▸ **Records**
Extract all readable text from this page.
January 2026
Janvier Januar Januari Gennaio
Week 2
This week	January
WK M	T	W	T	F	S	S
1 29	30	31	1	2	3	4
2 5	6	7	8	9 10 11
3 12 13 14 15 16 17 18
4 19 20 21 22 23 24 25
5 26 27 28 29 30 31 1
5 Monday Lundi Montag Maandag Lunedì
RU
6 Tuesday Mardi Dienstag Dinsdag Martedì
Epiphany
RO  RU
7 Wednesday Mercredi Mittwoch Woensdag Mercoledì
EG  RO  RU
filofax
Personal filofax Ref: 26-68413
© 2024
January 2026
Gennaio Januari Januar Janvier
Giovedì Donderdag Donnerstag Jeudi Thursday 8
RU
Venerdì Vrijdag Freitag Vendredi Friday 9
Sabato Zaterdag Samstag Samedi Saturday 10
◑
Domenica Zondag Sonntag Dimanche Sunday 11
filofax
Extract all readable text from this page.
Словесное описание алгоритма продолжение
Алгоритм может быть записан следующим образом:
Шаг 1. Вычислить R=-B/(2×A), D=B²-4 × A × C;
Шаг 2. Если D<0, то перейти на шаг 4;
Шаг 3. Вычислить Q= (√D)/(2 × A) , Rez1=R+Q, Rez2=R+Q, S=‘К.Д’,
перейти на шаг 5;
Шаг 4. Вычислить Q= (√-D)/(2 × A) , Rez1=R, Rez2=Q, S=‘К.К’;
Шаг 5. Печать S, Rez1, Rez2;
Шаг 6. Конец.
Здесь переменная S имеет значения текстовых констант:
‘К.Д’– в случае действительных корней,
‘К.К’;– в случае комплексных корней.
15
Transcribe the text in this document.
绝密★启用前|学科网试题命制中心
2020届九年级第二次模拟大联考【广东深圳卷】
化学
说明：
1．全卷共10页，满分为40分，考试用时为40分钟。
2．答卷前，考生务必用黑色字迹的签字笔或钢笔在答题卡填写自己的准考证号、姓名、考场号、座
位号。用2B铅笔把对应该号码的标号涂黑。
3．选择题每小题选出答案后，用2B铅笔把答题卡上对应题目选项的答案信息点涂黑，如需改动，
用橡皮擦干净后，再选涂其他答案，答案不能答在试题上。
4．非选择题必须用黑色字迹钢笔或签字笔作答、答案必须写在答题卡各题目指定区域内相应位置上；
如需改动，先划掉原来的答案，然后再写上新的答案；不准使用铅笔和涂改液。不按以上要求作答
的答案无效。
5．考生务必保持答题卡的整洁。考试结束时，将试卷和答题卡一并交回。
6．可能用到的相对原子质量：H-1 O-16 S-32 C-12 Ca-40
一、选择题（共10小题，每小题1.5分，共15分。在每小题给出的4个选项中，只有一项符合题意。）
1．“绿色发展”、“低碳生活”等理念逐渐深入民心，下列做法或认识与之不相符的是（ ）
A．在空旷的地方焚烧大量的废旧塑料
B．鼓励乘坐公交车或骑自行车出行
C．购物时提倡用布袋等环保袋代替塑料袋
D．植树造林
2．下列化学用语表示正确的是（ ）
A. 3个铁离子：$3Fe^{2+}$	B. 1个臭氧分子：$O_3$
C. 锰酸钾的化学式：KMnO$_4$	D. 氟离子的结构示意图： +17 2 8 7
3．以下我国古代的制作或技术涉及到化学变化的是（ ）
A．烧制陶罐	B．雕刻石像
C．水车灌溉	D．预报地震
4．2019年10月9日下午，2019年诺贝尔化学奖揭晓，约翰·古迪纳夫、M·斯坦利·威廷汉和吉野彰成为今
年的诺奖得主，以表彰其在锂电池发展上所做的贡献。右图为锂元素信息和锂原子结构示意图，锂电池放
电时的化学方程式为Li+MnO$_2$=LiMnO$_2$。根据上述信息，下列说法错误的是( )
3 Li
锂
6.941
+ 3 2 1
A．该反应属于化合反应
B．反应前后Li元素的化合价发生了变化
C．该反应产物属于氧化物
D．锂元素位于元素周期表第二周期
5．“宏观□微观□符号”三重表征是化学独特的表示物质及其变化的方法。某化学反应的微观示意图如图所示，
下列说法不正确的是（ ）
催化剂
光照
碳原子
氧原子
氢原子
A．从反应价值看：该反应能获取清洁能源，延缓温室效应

▸ **Task instructions**
Copy out each line of the records where the string "корней" appears.

▸ **Response to the task**
‘К.Д’– в случае действительных корней,
‘К.К’;– в случае комплексных корней.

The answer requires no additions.